*Problem:* Using the data below, repeat all of it precisely.

++++

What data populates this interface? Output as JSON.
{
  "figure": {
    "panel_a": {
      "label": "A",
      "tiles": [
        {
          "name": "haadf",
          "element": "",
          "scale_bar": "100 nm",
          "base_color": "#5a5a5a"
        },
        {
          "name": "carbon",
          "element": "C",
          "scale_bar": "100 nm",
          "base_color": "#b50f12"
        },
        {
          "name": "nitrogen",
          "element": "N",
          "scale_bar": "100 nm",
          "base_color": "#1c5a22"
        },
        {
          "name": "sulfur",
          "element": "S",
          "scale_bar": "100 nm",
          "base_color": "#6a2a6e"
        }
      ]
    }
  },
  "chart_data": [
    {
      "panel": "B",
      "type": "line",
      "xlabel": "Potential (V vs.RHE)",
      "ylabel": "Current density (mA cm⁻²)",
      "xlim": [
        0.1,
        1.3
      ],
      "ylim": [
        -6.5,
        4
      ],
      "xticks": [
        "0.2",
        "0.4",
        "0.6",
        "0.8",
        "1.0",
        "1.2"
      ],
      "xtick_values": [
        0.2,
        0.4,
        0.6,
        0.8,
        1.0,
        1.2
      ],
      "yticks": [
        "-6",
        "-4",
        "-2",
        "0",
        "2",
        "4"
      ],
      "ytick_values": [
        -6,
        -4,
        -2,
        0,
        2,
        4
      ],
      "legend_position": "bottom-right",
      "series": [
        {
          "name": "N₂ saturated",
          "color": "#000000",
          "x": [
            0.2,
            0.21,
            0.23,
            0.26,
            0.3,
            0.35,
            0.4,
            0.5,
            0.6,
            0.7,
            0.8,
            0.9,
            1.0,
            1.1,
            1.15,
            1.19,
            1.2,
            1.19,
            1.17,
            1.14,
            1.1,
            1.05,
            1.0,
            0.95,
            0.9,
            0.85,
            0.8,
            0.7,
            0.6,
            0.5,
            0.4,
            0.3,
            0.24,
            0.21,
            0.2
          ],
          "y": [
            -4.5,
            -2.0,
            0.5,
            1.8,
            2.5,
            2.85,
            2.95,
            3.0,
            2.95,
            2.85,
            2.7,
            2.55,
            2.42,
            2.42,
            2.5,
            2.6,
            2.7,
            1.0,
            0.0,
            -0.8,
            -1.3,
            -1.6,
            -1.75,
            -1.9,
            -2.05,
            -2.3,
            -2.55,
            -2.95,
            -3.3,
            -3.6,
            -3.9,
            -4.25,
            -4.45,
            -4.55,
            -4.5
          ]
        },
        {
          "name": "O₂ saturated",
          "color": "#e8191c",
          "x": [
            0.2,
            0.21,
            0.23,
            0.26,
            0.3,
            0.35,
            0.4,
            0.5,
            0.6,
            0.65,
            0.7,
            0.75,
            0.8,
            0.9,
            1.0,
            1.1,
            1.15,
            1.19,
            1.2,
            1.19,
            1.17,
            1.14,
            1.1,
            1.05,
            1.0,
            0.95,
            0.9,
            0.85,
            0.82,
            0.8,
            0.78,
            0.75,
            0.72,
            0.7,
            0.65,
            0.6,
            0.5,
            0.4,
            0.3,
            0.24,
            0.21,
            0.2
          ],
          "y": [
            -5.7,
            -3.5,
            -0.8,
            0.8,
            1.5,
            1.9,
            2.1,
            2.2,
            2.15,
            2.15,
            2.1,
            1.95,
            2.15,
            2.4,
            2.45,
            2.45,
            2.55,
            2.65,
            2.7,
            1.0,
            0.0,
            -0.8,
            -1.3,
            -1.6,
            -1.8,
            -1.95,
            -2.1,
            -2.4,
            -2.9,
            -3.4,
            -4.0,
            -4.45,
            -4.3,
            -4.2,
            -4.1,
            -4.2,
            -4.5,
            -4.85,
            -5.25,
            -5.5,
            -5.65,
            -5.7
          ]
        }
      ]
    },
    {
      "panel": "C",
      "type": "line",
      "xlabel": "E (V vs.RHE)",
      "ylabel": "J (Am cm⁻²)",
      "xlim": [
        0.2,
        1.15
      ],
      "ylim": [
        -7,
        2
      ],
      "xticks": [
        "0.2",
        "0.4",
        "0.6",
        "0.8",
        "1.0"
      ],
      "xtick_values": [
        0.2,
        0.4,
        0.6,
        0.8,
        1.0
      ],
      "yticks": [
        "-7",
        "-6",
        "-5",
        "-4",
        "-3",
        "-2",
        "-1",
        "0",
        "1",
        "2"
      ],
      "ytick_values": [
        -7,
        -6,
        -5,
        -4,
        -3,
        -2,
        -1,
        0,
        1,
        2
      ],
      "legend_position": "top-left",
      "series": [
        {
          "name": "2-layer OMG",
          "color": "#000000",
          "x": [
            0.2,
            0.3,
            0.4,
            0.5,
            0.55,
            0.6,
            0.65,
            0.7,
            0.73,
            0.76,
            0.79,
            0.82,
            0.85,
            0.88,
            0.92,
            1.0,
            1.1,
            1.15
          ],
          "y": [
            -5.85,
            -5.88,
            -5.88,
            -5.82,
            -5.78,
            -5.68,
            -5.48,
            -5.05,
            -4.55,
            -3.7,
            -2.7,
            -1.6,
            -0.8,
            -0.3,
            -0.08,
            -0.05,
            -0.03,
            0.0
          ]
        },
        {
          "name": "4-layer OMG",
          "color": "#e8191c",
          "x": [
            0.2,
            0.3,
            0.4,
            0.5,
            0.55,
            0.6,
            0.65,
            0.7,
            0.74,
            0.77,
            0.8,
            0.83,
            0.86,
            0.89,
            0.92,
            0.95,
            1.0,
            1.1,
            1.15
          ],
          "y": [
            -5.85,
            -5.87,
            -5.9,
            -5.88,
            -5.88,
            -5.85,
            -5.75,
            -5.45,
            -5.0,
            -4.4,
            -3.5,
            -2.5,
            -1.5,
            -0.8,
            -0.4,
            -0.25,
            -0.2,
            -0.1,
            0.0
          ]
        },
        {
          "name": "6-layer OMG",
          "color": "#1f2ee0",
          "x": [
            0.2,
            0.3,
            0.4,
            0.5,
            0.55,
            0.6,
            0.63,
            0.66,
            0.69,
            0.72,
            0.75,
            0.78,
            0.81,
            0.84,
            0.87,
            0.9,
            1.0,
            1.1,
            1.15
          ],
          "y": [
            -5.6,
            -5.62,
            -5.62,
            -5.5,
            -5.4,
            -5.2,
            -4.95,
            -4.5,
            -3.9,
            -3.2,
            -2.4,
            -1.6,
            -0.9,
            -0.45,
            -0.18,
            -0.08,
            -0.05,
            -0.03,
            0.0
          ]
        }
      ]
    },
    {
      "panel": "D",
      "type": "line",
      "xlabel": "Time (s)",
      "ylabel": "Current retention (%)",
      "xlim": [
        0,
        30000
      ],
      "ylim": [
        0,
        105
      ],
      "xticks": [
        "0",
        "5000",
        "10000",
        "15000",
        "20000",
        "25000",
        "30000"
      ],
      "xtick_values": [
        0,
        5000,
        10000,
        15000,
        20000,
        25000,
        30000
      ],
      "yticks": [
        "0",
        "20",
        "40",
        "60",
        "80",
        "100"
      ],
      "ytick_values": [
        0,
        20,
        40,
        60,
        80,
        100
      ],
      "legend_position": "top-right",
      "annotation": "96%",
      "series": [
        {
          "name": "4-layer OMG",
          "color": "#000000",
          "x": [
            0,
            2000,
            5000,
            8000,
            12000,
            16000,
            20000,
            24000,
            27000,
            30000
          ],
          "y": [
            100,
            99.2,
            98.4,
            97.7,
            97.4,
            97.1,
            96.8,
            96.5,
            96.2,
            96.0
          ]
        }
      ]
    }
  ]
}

++++

*Solution for this problem:*
What data populates this interface? Output as JSON.
{
  "figure": {
    "panel_a": {
      "label": "A",
      "tiles": [
        {
          "name": "haadf",
          "element": "",
          "scale_bar": "100 nm",
          "base_color": "#5a5a5a"
        },
        {
          "name": "carbon",
          "element": "C",
          "scale_bar": "100 nm",
          "base_color": "#b50f12"
        },
        {
          "name": "nitrogen",
          "element": "N",
          "scale_bar": "100 nm",
          "base_color": "#1c5a22"
        },
        {
          "name": "sulfur",
          "element": "S",
          "scale_bar": "100 nm",
          "base_color": "#6a2a6e"
        }
      ]
    }
  },
  "chart_data": [
    {
      "panel": "B",
      "type": "line",
      "xlabel": "Potential (V vs.RHE)",
      "ylabel": "Current density (mA cm⁻²)",
      "xlim": [
        0.1,
        1.3
      ],
      "ylim": [
        -6.5,
        4
      ],
      "xticks": [
        "0.2",
        "0.4",
        "0.6",
        "0.8",
        "1.0",
        "1.2"
      ],
      "xtick_values": [
        0.2,
        0.4,
        0.6,
        0.8,
        1.0,
        1.2
      ],
      "yticks": [
        "-6",
        "-4",
        "-2",
        "0",
        "2",
        "4"
      ],
      "ytick_values": [
        -6,
        -4,
        -2,
        0,
        2,
        4
      ],
      "legend_position": "bottom-right",
      "series": [
        {
          "name": "N₂ saturated",
          "color": "#000000",
          "x": [
            0.2,
            0.21,
            0.23,
            0.26,
            0.3,
            0.35,
            0.4,
            0.5,
            0.6,
            0.7,
            0.8,
            0.9,
            1.0,
            1.1,
            1.15,
            1.19,
            1.2,
            1.19,
            1.17,
            1.14,
            1.1,
            1.05,
            1.0,
            0.95,
            0.9,
            0.85,
            0.8,
            0.7,
            0.6,
            0.5,
            0.4,
            0.3,
            0.24,
            0.21,
            0.2
          ],
          "y": [
            -4.5,
            -2.0,
            0.5,
            1.8,
            2.5,
            2.85,
            2.95,
            3.0,
            2.95,
            2.85,
            2.7,
            2.55,
            2.42,
            2.42,
            2.5,
            2.6,
            2.7,
            1.0,
            0.0,
            -0.8,
            -1.3,
            -1.6,
            -1.75,
            -1.9,
            -2.05,
            -2.3,
            -2.55,
            -2.95,
            -3.3,
            -3.6,
            -3.9,
            -4.25,
            -4.45,
            -4.55,
            -4.5
          ]
        },
        {
          "name": "O₂ saturated",
          "color": "#e8191c",
          "x": [
            0.2,
            0.21,
            0.23,
            0.26,
            0.3,
            0.35,
            0.4,
            0.5,
            0.6,
            0.65,
            0.7,
            0.75,
            0.8,
            0.9,
            1.0,
            1.1,
            1.15,
            1.19,
            1.2,
            1.19,
            1.17,
            1.14,
            1.1,
            1.05,
            1.0,
            0.95,
            0.9,
            0.85,
            0.82,
            0.8,
            0.78,
            0.75,
            0.72,
            0.7,
            0.65,
            0.6,
            0.5,
            0.4,
            0.3,
            0.24,
            0.21,
            0.2
          ],
          "y": [
            -5.7,
            -3.5,
            -0.8,
            0.8,
            1.5,
            1.9,
            2.1,
            2.2,
            2.15,
            2.15,
            2.1,
            1.95,
            2.15,
            2.4,
            2.45,
            2.45,
            2.55,
            2.65,
            2.7,
            1.0,
            0.0,
            -0.8,
            -1.3,
            -1.6,
            -1.8,
            -1.95,
            -2.1,
            -2.4,
            -2.9,
            -3.4,
            -4.0,
            -4.45,
            -4.3,
            -4.2,
            -4.1,
            -4.2,
            -4.5,
            -4.85,
            -5.25,
            -5.5,
            -5.65,
            -5.7
          ]
        }
      ]
    },
    {
      "panel": "C",
      "type": "line",
      "xlabel": "E (V vs.RHE)",
      "ylabel": "J (Am cm⁻²)",
      "xlim": [
        0.2,
        1.15
      ],
      "ylim": [
        -7,
        2
      ],
      "xticks": [
        "0.2",
        "0.4",
        "0.6",
        "0.8",
        "1.0"
      ],
      "xtick_values": [
        0.2,
        0.4,
        0.6,
        0.8,
        1.0
      ],
      "yticks": [
        "-7",
        "-6",
        "-5",
        "-4",
        "-3",
        "-2",
        "-1",
        "0",
        "1",
        "2"
      ],
      "ytick_values": [
        -7,
        -6,
        -5,
        -4,
        -3,
        -2,
        -1,
        0,
        1,
        2
      ],
      "legend_position": "top-left",
      "series": [
        {
          "name": "2-layer OMG",
          "color": "#000000",
          "x": [
            0.2,
            0.3,
            0.4,
            0.5,
            0.55,
            0.6,
            0.65,
            0.7,
            0.73,
            0.76,
            0.79,
            0.82,
            0.85,
            0.88,
            0.92,
            1.0,
            1.1,
            1.15
          ],
          "y": [
            -5.85,
            -5.88,
            -5.88,
            -5.82,
            -5.78,
            -5.68,
            -5.48,
            -5.05,
            -4.55,
            -3.7,
            -2.7,
            -1.6,
            -0.8,
            -0.3,
            -0.08,
            -0.05,
            -0.03,
            0.0
          ]
        },
        {
          "name": "4-layer OMG",
          "color": "#e8191c",
          "x": [
            0.2,
            0.3,
            0.4,
            0.5,
            0.55,
            0.6,
            0.65,
            0.7,
            0.74,
            0.77,
            0.8,
            0.83,
            0.86,
            0.89,
            0.92,
            0.95,
            1.0,
            1.1,
            1.15
          ],
          "y": [
            -5.85,
            -5.87,
            -5.9,
            -5.88,
            -5.88,
            -5.85,
            -5.75,
            -5.45,
            -5.0,
            -4.4,
            -3.5,
            -2.5,
            -1.5,
            -0.8,
            -0.4,
            -0.25,
            -0.2,
            -0.1,
            0.0
          ]
        },
        {
          "name": "6-layer OMG",
          "color": "#1f2ee0",
          "x": [
            0.2,
            0.3,
            0.4,
            0.5,
            0.55,
            0.6,
            0.63,
            0.66,
            0.69,
            0.72,
            0.75,
            0.78,
            0.81,
            0.84,
            0.87,
            0.9,
            1.0,
            1.1,
            1.15
          ],
          "y": [
            -5.6,
            -5.62,
            -5.62,
            -5.5,
            -5.4,
            -5.2,
            -4.95,
            -4.5,
            -3.9,
            -3.2,
            -2.4,
            -1.6,
            -0.9,
            -0.45,
            -0.18,
            -0.08,
            -0.05,
            -0.03,
            0.0
          ]
        }
      ]
    },
    {
      "panel": "D",
      "type": "line",
      "xlabel": "Time (s)",
      "ylabel": "Current retention (%)",
      "xlim": [
        0,
        30000
      ],
      "ylim": [
        0,
        105
      ],
      "xticks": [
        "0",
        "5000",
        "10000",
        "15000",
        "20000",
        "25000",
        "30000"
      ],
      "xtick_values": [
        0,
        5000,
        10000,
        15000,
        20000,
        25000,
        30000
      ],
      "yticks": [
        "0",
        "20",
        "40",
        "60",
        "80",
        "100"
      ],
      "ytick_values": [
        0,
        20,
        40,
        60,
        80,
        100
      ],
      "legend_position": "top-right",
      "annotation": "96%",
      "series": [
        {
          "name": "4-layer OMG",
          "color": "#000000",
          "x": [
            0,
            2000,
            5000,
            8000,
            12000,
            16000,
            20000,
            24000,
            27000,
            30000
          ],
          "y": [
            100,
            99.2,
            98.4,
            97.7,
            97.4,
            97.1,
            96.8,
            96.5,
            96.2,
            96.0
          ]
        }
      ]
    }
  ]
}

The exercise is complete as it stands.